__Goal__:
Leave out the pictures; transcribe all else exactly.

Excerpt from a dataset
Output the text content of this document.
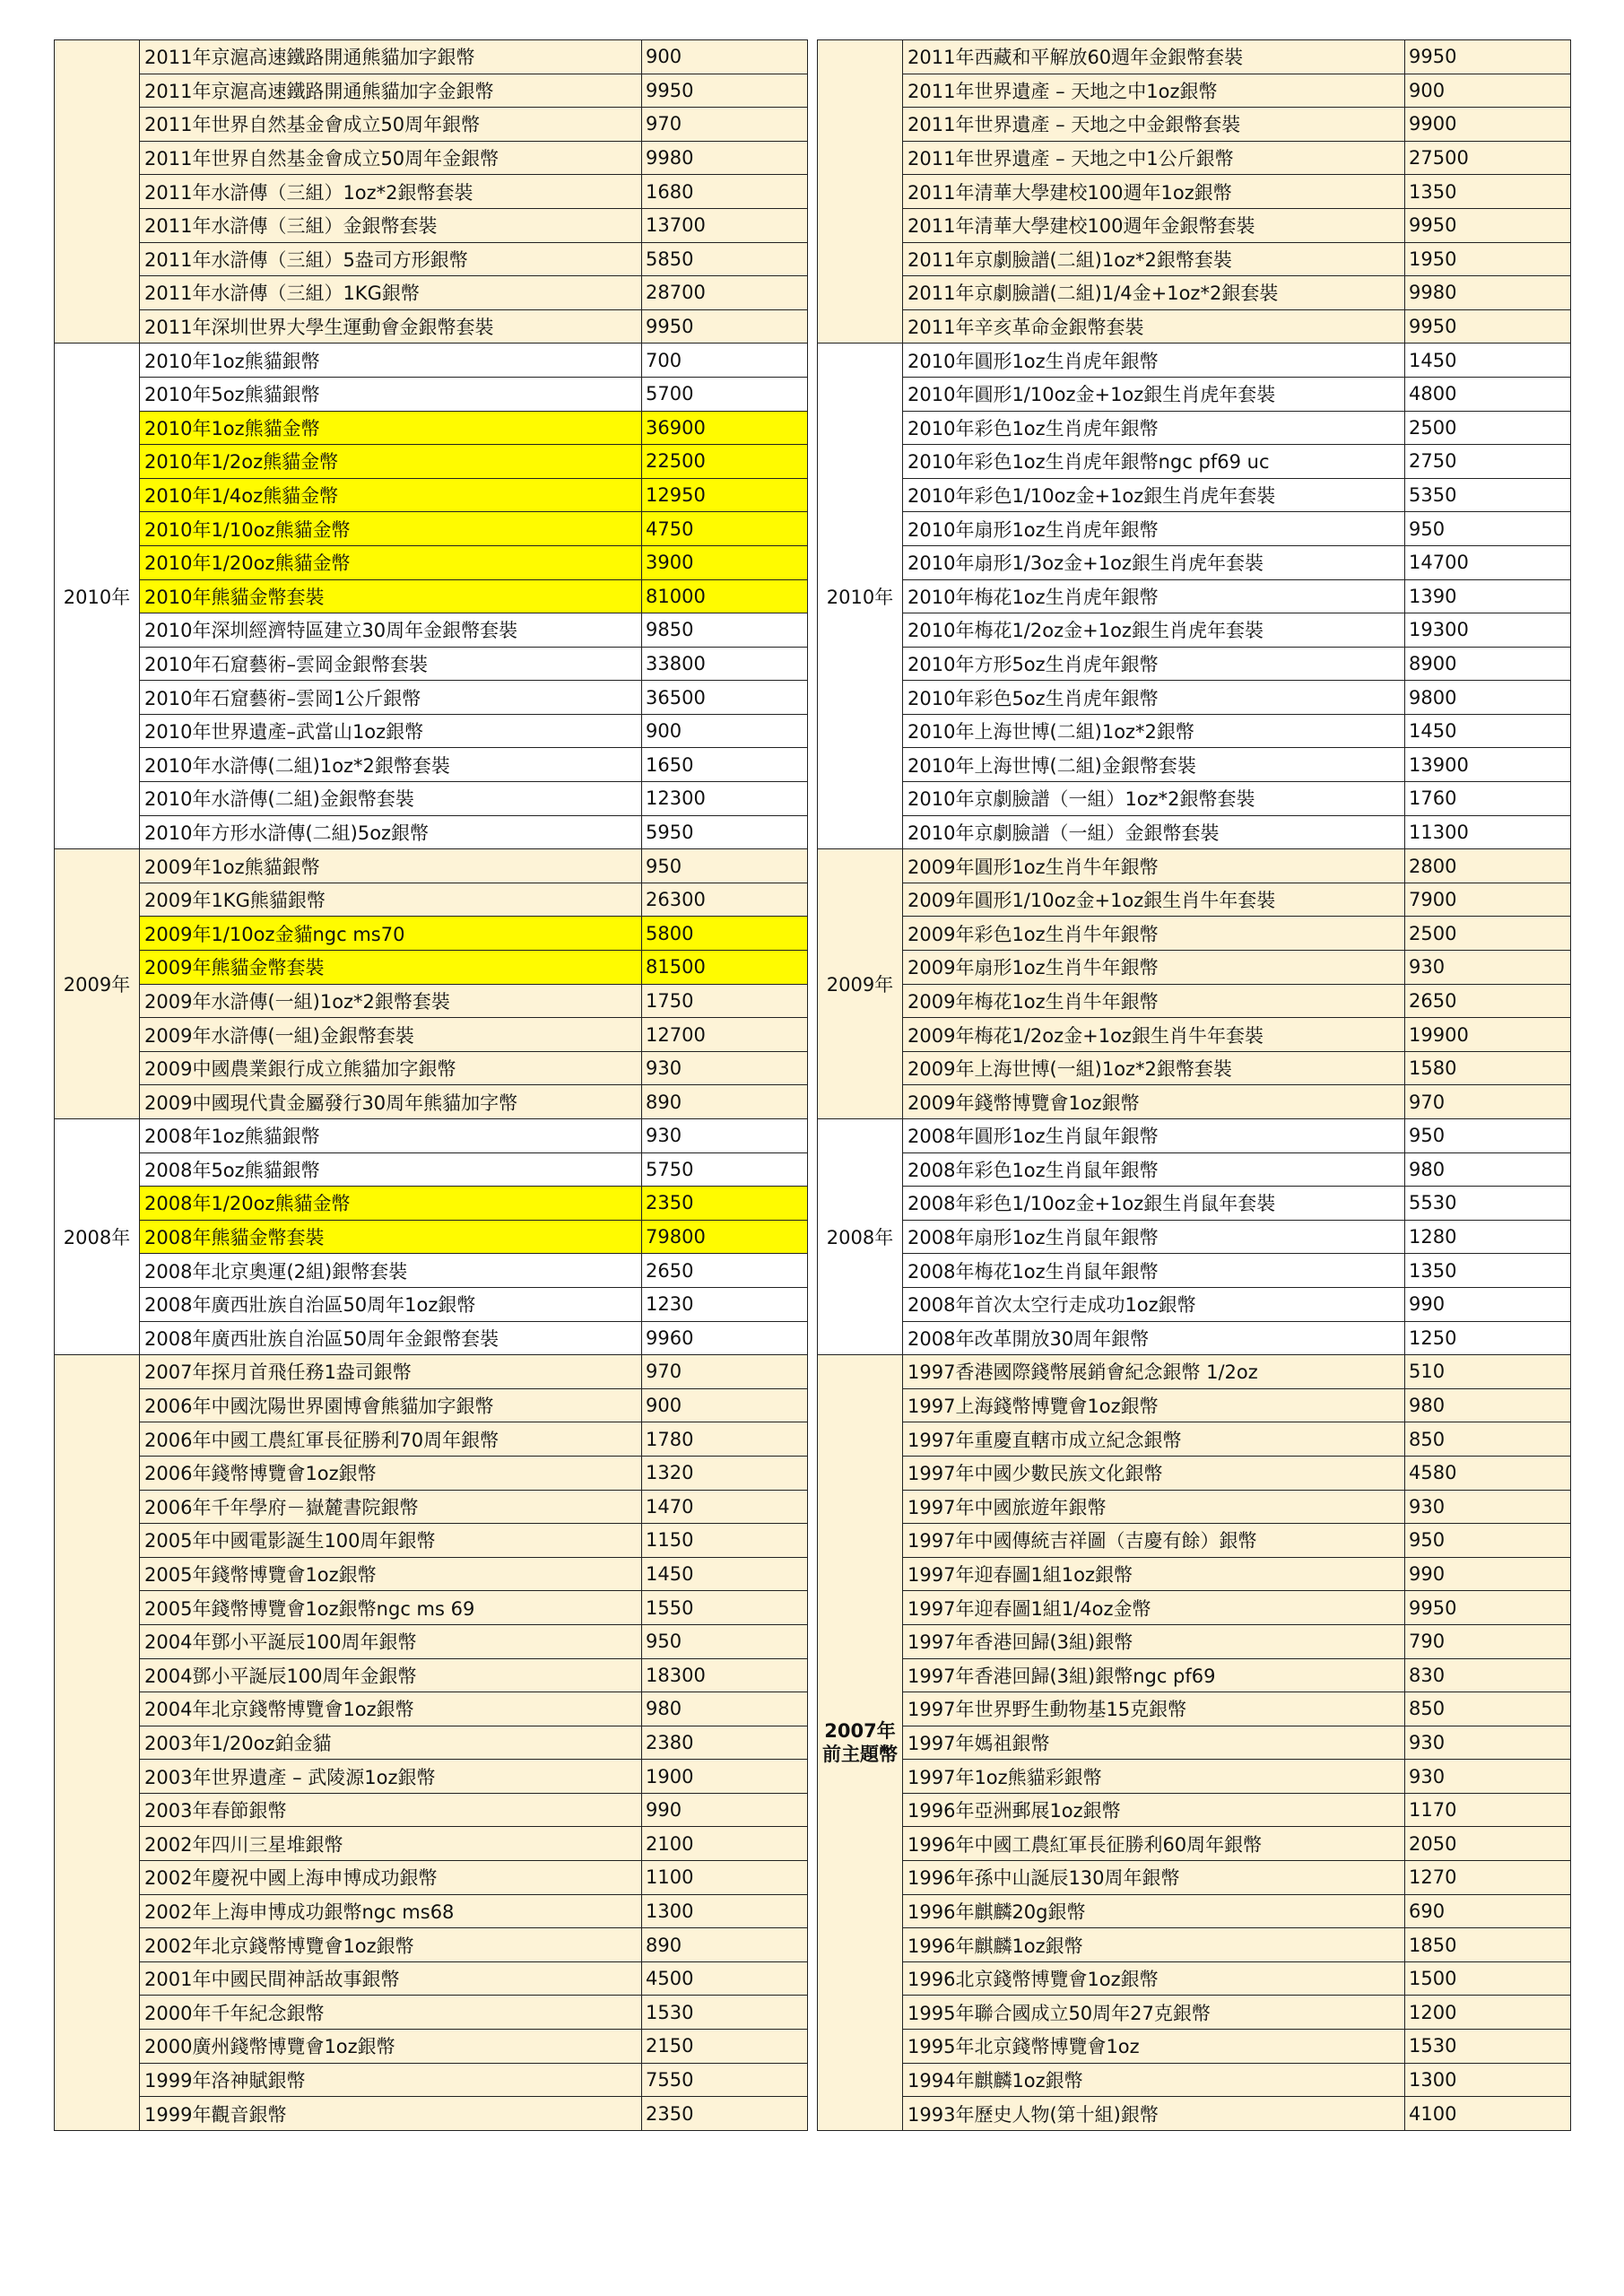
	2011年京滬高速鐵路開通熊貓加字銀幣	900
	2011年京滬高速鐵路開通熊貓加字金銀幣	9950
	2011年世界自然基金會成立50周年銀幣	970
	2011年世界自然基金會成立50周年金銀幣	9980
	2011年水滸傳（三組）1oz*2銀幣套裝	1680
	2011年水滸傳（三組）金銀幣套裝	13700
	2011年水滸傳（三組）5盎司方形銀幣	5850
	2011年水滸傳（三組）1KG銀幣	28700
	2011年深圳世界大學生運動會金銀幣套裝	9950

2010年	2010年1oz熊貓銀幣	700
	2010年5oz熊貓銀幣	5700
	2010年1oz熊貓金幣	36900
	2010年1/2oz熊貓金幣	22500
	2010年1/4oz熊貓金幣	12950
	2010年1/10oz熊貓金幣	4750
	2010年1/20oz熊貓金幣	3900
	2010年熊貓金幣套裝	81000
	2010年深圳經濟特區建立30周年金銀幣套裝	9850
	2010年石窟藝術–雲岡金銀幣套裝	33800
	2010年石窟藝術–雲岡1公斤銀幣	36500
	2010年世界遺產–武當山1oz銀幣	900
	2010年水滸傳(二組)1oz*2銀幣套裝	1650
	2010年水滸傳(二組)金銀幣套裝	12300
	2010年方形水滸傳(二組)5oz銀幣	5950

2009年	2009年1oz熊貓銀幣	950
	2009年1KG熊貓銀幣	26300
	2009年1/10oz金貓ngc ms70	5800
	2009年熊貓金幣套裝	81500
	2009年水滸傳(一組)1oz*2銀幣套裝	1750
	2009年水滸傳(一組)金銀幣套裝	12700
	2009中國農業銀行成立熊貓加字銀幣	930
	2009中國現代貴金屬發行30周年熊貓加字幣	890

2008年	2008年1oz熊貓銀幣	930
	2008年5oz熊貓銀幣	5750
	2008年1/20oz熊貓金幣	2350
	2008年熊貓金幣套裝	79800
	2008年北京奧運(2組)銀幣套裝	2650
	2008年廣西壯族自治區50周年1oz銀幣	1230
	2008年廣西壯族自治區50周年金銀幣套裝	9960
	2007年探月首飛任務1盎司銀幣	970
	2006年中國沈陽世界園博會熊貓加字銀幣	900
	2006年中國工農紅軍長征勝利70周年銀幣	1780
	2006年錢幣博覽會1oz銀幣	1320
	2006年千年學府－嶽麓書院銀幣	1470
	2005年中國電影誕生100周年銀幣	1150
	2005年錢幣博覽會1oz銀幣	1450
	2005年錢幣博覽會1oz銀幣ngc ms 69	1550
	2004年鄧小平誕辰100周年銀幣	950
	2004鄧小平誕辰100周年金銀幣	18300
	2004年北京錢幣博覽會1oz銀幣	980
	2003年1/20oz鉑金貓	2380
	2003年世界遺產 – 武陵源1oz銀幣	1900
	2003年春節銀幣	990
	2002年四川三星堆銀幣	2100
	2002年慶祝中國上海申博成功銀幣	1100
	2002年上海申博成功銀幣ngc ms68	1300
	2002年北京錢幣博覽會1oz銀幣	890
	2001年中國民間神話故事銀幣	4500
	2000年千年紀念銀幣	1530
	2000廣州錢幣博覽會1oz銀幣	2150
	1999年洛神賦銀幣	7550
	1999年觀音銀幣	2350
	2011年西藏和平解放60週年金銀幣套裝	9950
	2011年世界遺產 – 天地之中1oz銀幣	900
	2011年世界遺產 – 天地之中金銀幣套裝	9900
	2011年世界遺產 – 天地之中1公斤銀幣	27500
	2011年清華大學建校100週年1oz銀幣	1350
	2011年清華大學建校100週年金銀幣套裝	9950
	2011年京劇臉譜(二組)1oz*2銀幣套裝	1950
	2011年京劇臉譜(二組)1/4金+1oz*2銀套裝	9980
	2011年辛亥革命金銀幣套裝	9950

2010年	2010年圓形1oz生肖虎年銀幣	1450
	2010年圓形1/10oz金+1oz銀生肖虎年套裝	4800
	2010年彩色1oz生肖虎年銀幣	2500
	2010年彩色1oz生肖虎年銀幣ngc pf69 uc	2750
	2010年彩色1/10oz金+1oz銀生肖虎年套裝	5350
	2010年扇形1oz生肖虎年銀幣	950
	2010年扇形1/3oz金+1oz銀生肖虎年套裝	14700
	2010年梅花1oz生肖虎年銀幣	1390
	2010年梅花1/2oz金+1oz銀生肖虎年套裝	19300
	2010年方形5oz生肖虎年銀幣	8900
	2010年彩色5oz生肖虎年銀幣	9800
	2010年上海世博(二組)1oz*2銀幣	1450
	2010年上海世博(二組)金銀幣套裝	13900
	2010年京劇臉譜（一組）1oz*2銀幣套裝	1760
	2010年京劇臉譜（一組）金銀幣套裝	11300

2009年	2009年圓形1oz生肖牛年銀幣	2800
	2009年圓形1/10oz金+1oz銀生肖牛年套裝	7900
	2009年彩色1oz生肖牛年銀幣	2500
	2009年扇形1oz生肖牛年銀幣	930
	2009年梅花1oz生肖牛年銀幣	2650
	2009年梅花1/2oz金+1oz銀生肖牛年套裝	19900
	2009年上海世博(一組)1oz*2銀幣套裝	1580
	2009年錢幣博覽會1oz銀幣	970

2008年	2008年圓形1oz生肖鼠年銀幣	950
	2008年彩色1oz生肖鼠年銀幣	980
	2008年彩色1/10oz金+1oz銀生肖鼠年套裝	5530
	2008年扇形1oz生肖鼠年銀幣	1280
	2008年梅花1oz生肖鼠年銀幣	1350
	2008年首次太空行走成功1oz銀幣	990
	2008年改革開放30周年銀幣	1250

2007年
前主題幣	1997香港國際錢幣展銷會紀念銀幣 1/2oz	510
	1997上海錢幣博覽會1oz銀幣	980
	1997年重慶直轄市成立紀念銀幣	850
	1997年中國少數民族文化銀幣	4580
	1997年中國旅遊年銀幣	930
	1997年中國傳統吉祥圖（吉慶有餘）銀幣	950
	1997年迎春圖1組1oz銀幣	990
	1997年迎春圖1組1/4oz金幣	9950
	1997年香港回歸(3組)銀幣	790
	1997年香港回歸(3組)銀幣ngc pf69	830
	1997年世界野生動物基15克銀幣	850
	1997年媽祖銀幣	930
	1997年1oz熊貓彩銀幣	930
	1996年亞洲郵展1oz銀幣	1170
	1996年中國工農紅軍長征勝利60周年銀幣	2050
	1996年孫中山誕辰130周年銀幣	1270
	1996年麒麟20g銀幣	690
	1996年麒麟1oz銀幣	1850
	1996北京錢幣博覽會1oz銀幣	1500
	1995年聯合國成立50周年27克銀幣	1200
	1995年北京錢幣博覽會1oz	1530
	1994年麒麟1oz銀幣	1300
	1993年歷史人物(第十組)銀幣	4100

__Exercise result__:
Output the text content of this document.
	2011年京滬高速鐵路開通熊貓加字銀幣	900
	2011年京滬高速鐵路開通熊貓加字金銀幣	9950
	2011年世界自然基金會成立50周年銀幣	970
	2011年世界自然基金會成立50周年金銀幣	9980
	2011年水滸傳（三組）1oz*2銀幣套裝	1680
	2011年水滸傳（三組）金銀幣套裝	13700
	2011年水滸傳（三組）5盎司方形銀幣	5850
	2011年水滸傳（三組）1KG銀幣	28700
	2011年深圳世界大學生運動會金銀幣套裝	9950

2010年	2010年1oz熊貓銀幣	700
	2010年5oz熊貓銀幣	5700
	2010年1oz熊貓金幣	36900
	2010年1/2oz熊貓金幣	22500
	2010年1/4oz熊貓金幣	12950
	2010年1/10oz熊貓金幣	4750
	2010年1/20oz熊貓金幣	3900
	2010年熊貓金幣套裝	81000
	2010年深圳經濟特區建立30周年金銀幣套裝	9850
	2010年石窟藝術–雲岡金銀幣套裝	33800
	2010年石窟藝術–雲岡1公斤銀幣	36500
	2010年世界遺產–武當山1oz銀幣	900
	2010年水滸傳(二組)1oz*2銀幣套裝	1650
	2010年水滸傳(二組)金銀幣套裝	12300
	2010年方形水滸傳(二組)5oz銀幣	5950

2009年	2009年1oz熊貓銀幣	950
	2009年1KG熊貓銀幣	26300
	2009年1/10oz金貓ngc ms70	5800
	2009年熊貓金幣套裝	81500
	2009年水滸傳(一組)1oz*2銀幣套裝	1750
	2009年水滸傳(一組)金銀幣套裝	12700
	2009中國農業銀行成立熊貓加字銀幣	930
	2009中國現代貴金屬發行30周年熊貓加字幣	890

2008年	2008年1oz熊貓銀幣	930
	2008年5oz熊貓銀幣	5750
	2008年1/20oz熊貓金幣	2350
	2008年熊貓金幣套裝	79800
	2008年北京奧運(2組)銀幣套裝	2650
	2008年廣西壯族自治區50周年1oz銀幣	1230
	2008年廣西壯族自治區50周年金銀幣套裝	9960
	2007年探月首飛任務1盎司銀幣	970
	2006年中國沈陽世界園博會熊貓加字銀幣	900
	2006年中國工農紅軍長征勝利70周年銀幣	1780
	2006年錢幣博覽會1oz銀幣	1320
	2006年千年學府－嶽麓書院銀幣	1470
	2005年中國電影誕生100周年銀幣	1150
	2005年錢幣博覽會1oz銀幣	1450
	2005年錢幣博覽會1oz銀幣ngc ms 69	1550
	2004年鄧小平誕辰100周年銀幣	950
	2004鄧小平誕辰100周年金銀幣	18300
	2004年北京錢幣博覽會1oz銀幣	980
	2003年1/20oz鉑金貓	2380
	2003年世界遺產 – 武陵源1oz銀幣	1900
	2003年春節銀幣	990
	2002年四川三星堆銀幣	2100
	2002年慶祝中國上海申博成功銀幣	1100
	2002年上海申博成功銀幣ngc ms68	1300
	2002年北京錢幣博覽會1oz銀幣	890
	2001年中國民間神話故事銀幣	4500
	2000年千年紀念銀幣	1530
	2000廣州錢幣博覽會1oz銀幣	2150
	1999年洛神賦銀幣	7550
	1999年觀音銀幣	2350
	2011年西藏和平解放60週年金銀幣套裝	9950
	2011年世界遺產 – 天地之中1oz銀幣	900
	2011年世界遺產 – 天地之中金銀幣套裝	9900
	2011年世界遺產 – 天地之中1公斤銀幣	27500
	2011年清華大學建校100週年1oz銀幣	1350
	2011年清華大學建校100週年金銀幣套裝	9950
	2011年京劇臉譜(二組)1oz*2銀幣套裝	1950
	2011年京劇臉譜(二組)1/4金+1oz*2銀套裝	9980
	2011年辛亥革命金銀幣套裝	9950

2010年	2010年圓形1oz生肖虎年銀幣	1450
	2010年圓形1/10oz金+1oz銀生肖虎年套裝	4800
	2010年彩色1oz生肖虎年銀幣	2500
	2010年彩色1oz生肖虎年銀幣ngc pf69 uc	2750
	2010年彩色1/10oz金+1oz銀生肖虎年套裝	5350
	2010年扇形1oz生肖虎年銀幣	950
	2010年扇形1/3oz金+1oz銀生肖虎年套裝	14700
	2010年梅花1oz生肖虎年銀幣	1390
	2010年梅花1/2oz金+1oz銀生肖虎年套裝	19300
	2010年方形5oz生肖虎年銀幣	8900
	2010年彩色5oz生肖虎年銀幣	9800
	2010年上海世博(二組)1oz*2銀幣	1450
	2010年上海世博(二組)金銀幣套裝	13900
	2010年京劇臉譜（一組）1oz*2銀幣套裝	1760
	2010年京劇臉譜（一組）金銀幣套裝	11300

2009年	2009年圓形1oz生肖牛年銀幣	2800
	2009年圓形1/10oz金+1oz銀生肖牛年套裝	7900
	2009年彩色1oz生肖牛年銀幣	2500
	2009年扇形1oz生肖牛年銀幣	930
	2009年梅花1oz生肖牛年銀幣	2650
	2009年梅花1/2oz金+1oz銀生肖牛年套裝	19900
	2009年上海世博(一組)1oz*2銀幣套裝	1580
	2009年錢幣博覽會1oz銀幣	970

2008年	2008年圓形1oz生肖鼠年銀幣	950
	2008年彩色1oz生肖鼠年銀幣	980
	2008年彩色1/10oz金+1oz銀生肖鼠年套裝	5530
	2008年扇形1oz生肖鼠年銀幣	1280
	2008年梅花1oz生肖鼠年銀幣	1350
	2008年首次太空行走成功1oz銀幣	990
	2008年改革開放30周年銀幣	1250

2007年
前主題幣	1997香港國際錢幣展銷會紀念銀幣 1/2oz	510
	1997上海錢幣博覽會1oz銀幣	980
	1997年重慶直轄市成立紀念銀幣	850
	1997年中國少數民族文化銀幣	4580
	1997年中國旅遊年銀幣	930
	1997年中國傳統吉祥圖（吉慶有餘）銀幣	950
	1997年迎春圖1組1oz銀幣	990
	1997年迎春圖1組1/4oz金幣	9950
	1997年香港回歸(3組)銀幣	790
	1997年香港回歸(3組)銀幣ngc pf69	830
	1997年世界野生動物基15克銀幣	850
	1997年媽祖銀幣	930
	1997年1oz熊貓彩銀幣	930
	1996年亞洲郵展1oz銀幣	1170
	1996年中國工農紅軍長征勝利60周年銀幣	2050
	1996年孫中山誕辰130周年銀幣	1270
	1996年麒麟20g銀幣	690
	1996年麒麟1oz銀幣	1850
	1996北京錢幣博覽會1oz銀幣	1500
	1995年聯合國成立50周年27克銀幣	1200
	1995年北京錢幣博覽會1oz	1530
	1994年麒麟1oz銀幣	1300
	1993年歷史人物(第十組)銀幣	4100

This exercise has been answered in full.